* Stated exercise:
Report how many lines in the listing below include the word "with". Write nothing besides the number.

* Provided entries:

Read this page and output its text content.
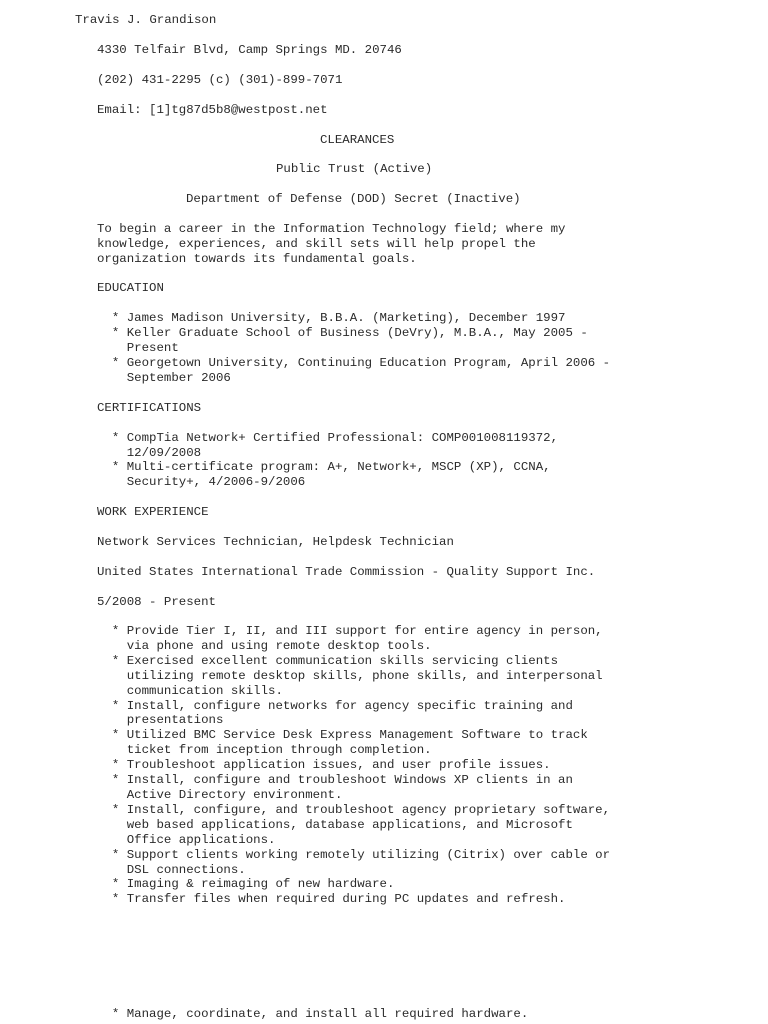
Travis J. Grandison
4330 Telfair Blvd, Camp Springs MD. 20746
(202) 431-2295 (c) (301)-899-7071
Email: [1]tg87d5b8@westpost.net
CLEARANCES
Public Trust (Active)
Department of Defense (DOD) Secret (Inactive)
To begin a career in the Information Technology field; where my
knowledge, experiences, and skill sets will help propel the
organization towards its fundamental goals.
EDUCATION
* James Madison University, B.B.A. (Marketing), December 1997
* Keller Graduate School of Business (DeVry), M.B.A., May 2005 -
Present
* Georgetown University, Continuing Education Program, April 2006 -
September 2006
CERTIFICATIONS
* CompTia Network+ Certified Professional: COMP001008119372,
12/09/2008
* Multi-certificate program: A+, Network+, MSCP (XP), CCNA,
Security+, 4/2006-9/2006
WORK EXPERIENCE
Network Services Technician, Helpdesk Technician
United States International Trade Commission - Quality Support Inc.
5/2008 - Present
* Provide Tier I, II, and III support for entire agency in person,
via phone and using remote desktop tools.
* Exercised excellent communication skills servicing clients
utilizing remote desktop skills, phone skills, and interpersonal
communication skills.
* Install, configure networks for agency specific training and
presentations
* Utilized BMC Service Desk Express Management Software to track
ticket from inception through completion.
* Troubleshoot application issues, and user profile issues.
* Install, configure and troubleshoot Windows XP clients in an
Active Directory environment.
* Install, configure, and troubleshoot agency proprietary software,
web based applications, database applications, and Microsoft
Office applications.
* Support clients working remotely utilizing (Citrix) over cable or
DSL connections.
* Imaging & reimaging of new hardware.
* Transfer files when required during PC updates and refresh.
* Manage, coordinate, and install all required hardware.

==

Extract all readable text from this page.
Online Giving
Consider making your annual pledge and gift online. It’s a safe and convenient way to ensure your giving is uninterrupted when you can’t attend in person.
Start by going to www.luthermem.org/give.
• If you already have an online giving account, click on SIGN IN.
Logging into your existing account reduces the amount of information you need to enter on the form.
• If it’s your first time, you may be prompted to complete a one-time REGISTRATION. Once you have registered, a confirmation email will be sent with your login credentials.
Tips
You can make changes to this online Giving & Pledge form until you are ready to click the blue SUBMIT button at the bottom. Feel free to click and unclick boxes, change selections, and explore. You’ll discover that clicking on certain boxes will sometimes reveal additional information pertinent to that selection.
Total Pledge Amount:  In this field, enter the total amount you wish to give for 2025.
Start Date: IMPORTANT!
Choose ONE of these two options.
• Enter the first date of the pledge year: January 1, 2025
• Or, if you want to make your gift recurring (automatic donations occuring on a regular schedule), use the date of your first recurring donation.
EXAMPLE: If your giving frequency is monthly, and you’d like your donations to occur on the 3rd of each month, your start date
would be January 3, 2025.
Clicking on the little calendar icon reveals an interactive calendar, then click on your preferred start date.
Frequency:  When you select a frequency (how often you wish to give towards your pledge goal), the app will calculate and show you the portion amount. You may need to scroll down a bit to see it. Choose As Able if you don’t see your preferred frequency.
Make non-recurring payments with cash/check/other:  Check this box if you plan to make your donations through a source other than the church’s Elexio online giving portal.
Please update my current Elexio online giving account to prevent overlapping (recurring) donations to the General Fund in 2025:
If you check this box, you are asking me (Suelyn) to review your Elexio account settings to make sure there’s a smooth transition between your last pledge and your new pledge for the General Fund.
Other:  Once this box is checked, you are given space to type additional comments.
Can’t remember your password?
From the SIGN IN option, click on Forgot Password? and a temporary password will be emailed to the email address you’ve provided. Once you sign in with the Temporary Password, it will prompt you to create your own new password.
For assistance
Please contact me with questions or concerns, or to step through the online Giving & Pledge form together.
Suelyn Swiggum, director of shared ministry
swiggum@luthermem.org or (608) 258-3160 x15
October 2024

* Exercise output:
4